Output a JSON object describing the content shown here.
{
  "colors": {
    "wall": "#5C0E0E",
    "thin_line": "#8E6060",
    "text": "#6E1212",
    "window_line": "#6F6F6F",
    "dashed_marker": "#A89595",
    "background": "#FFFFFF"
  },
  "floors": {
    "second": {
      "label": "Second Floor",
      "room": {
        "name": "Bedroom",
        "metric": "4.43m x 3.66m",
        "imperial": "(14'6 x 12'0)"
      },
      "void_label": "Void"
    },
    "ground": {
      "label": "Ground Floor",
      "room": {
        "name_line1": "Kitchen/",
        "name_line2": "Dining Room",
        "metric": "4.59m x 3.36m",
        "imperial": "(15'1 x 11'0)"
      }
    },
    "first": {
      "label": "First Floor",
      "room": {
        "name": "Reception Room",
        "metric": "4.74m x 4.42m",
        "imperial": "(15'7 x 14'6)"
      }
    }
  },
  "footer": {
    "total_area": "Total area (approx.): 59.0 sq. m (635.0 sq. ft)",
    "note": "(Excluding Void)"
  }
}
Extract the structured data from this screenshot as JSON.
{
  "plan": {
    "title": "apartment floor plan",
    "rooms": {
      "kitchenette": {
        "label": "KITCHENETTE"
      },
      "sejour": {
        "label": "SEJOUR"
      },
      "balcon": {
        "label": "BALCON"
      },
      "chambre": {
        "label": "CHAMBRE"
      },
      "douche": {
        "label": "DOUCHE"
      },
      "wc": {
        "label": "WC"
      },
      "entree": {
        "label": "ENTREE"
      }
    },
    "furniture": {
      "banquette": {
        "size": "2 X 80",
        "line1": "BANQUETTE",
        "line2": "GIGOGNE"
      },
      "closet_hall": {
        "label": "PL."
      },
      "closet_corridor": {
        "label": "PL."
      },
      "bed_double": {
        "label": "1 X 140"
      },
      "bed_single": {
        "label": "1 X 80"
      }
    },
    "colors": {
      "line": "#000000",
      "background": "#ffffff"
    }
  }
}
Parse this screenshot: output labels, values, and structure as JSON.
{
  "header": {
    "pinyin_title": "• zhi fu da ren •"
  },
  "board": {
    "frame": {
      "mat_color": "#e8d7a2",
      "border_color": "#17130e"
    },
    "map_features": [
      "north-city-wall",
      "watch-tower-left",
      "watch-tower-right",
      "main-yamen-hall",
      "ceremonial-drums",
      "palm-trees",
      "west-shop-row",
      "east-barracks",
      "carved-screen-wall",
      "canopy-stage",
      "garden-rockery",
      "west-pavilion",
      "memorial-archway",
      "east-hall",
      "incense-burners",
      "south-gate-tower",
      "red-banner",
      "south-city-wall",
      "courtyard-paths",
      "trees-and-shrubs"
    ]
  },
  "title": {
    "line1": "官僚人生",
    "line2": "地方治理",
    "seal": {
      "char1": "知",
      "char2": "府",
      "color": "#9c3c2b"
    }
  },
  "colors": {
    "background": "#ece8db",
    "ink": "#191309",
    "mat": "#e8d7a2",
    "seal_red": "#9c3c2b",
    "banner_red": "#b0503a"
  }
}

···

- GIVEN PROBLEM: Using the entries above, please restate each one word for word.

- EXERCISE SOLUTION:
Output a JSON object describing the content shown here.
{
  "colors": {
    "wall": "#5C0E0E",
    "thin_line": "#8E6060",
    "text": "#6E1212",
    "window_line": "#6F6F6F",
    "dashed_marker": "#A89595",
    "background": "#FFFFFF"
  },
  "floors": {
    "second": {
      "label": "Second Floor",
      "room": {
        "name": "Bedroom",
        "metric": "4.43m x 3.66m",
        "imperial": "(14'6 x 12'0)"
      },
      "void_label": "Void"
    },
    "ground": {
      "label": "Ground Floor",
      "room": {
        "name_line1": "Kitchen/",
        "name_line2": "Dining Room",
        "metric": "4.59m x 3.36m",
        "imperial": "(15'1 x 11'0)"
      }
    },
    "first": {
      "label": "First Floor",
      "room": {
        "name": "Reception Room",
        "metric": "4.74m x 4.42m",
        "imperial": "(15'7 x 14'6)"
      }
    }
  },
  "footer": {
    "total_area": "Total area (approx.): 59.0 sq. m (635.0 sq. ft)",
    "note": "(Excluding Void)"
  }
}
Extract the structured data from this screenshot as JSON.
{
  "plan": {
    "title": "apartment floor plan",
    "rooms": {
      "kitchenette": {
        "label": "KITCHENETTE"
      },
      "sejour": {
        "label": "SEJOUR"
      },
      "balcon": {
        "label": "BALCON"
      },
      "chambre": {
        "label": "CHAMBRE"
      },
      "douche": {
        "label": "DOUCHE"
      },
      "wc": {
        "label": "WC"
      },
      "entree": {
        "label": "ENTREE"
      }
    },
    "furniture": {
      "banquette": {
        "size": "2 X 80",
        "line1": "BANQUETTE",
        "line2": "GIGOGNE"
      },
      "closet_hall": {
        "label": "PL."
      },
      "closet_corridor": {
        "label": "PL."
      },
      "bed_double": {
        "label": "1 X 140"
      },
      "bed_single": {
        "label": "1 X 80"
      }
    },
    "colors": {
      "line": "#000000",
      "background": "#ffffff"
    }
  }
}
Parse this screenshot: output labels, values, and structure as JSON.
{
  "header": {
    "pinyin_title": "• zhi fu da ren •"
  },
  "board": {
    "frame": {
      "mat_color": "#e8d7a2",
      "border_color": "#17130e"
    },
    "map_features": [
      "north-city-wall",
      "watch-tower-left",
      "watch-tower-right",
      "main-yamen-hall",
      "ceremonial-drums",
      "palm-trees",
      "west-shop-row",
      "east-barracks",
      "carved-screen-wall",
      "canopy-stage",
      "garden-rockery",
      "west-pavilion",
      "memorial-archway",
      "east-hall",
      "incense-burners",
      "south-gate-tower",
      "red-banner",
      "south-city-wall",
      "courtyard-paths",
      "trees-and-shrubs"
    ]
  },
  "title": {
    "line1": "官僚人生",
    "line2": "地方治理",
    "seal": {
      "char1": "知",
      "char2": "府",
      "color": "#9c3c2b"
    }
  },
  "colors": {
    "background": "#ece8db",
    "ink": "#191309",
    "mat": "#e8d7a2",
    "seal_red": "#9c3c2b",
    "banner_red": "#b0503a"
  }
}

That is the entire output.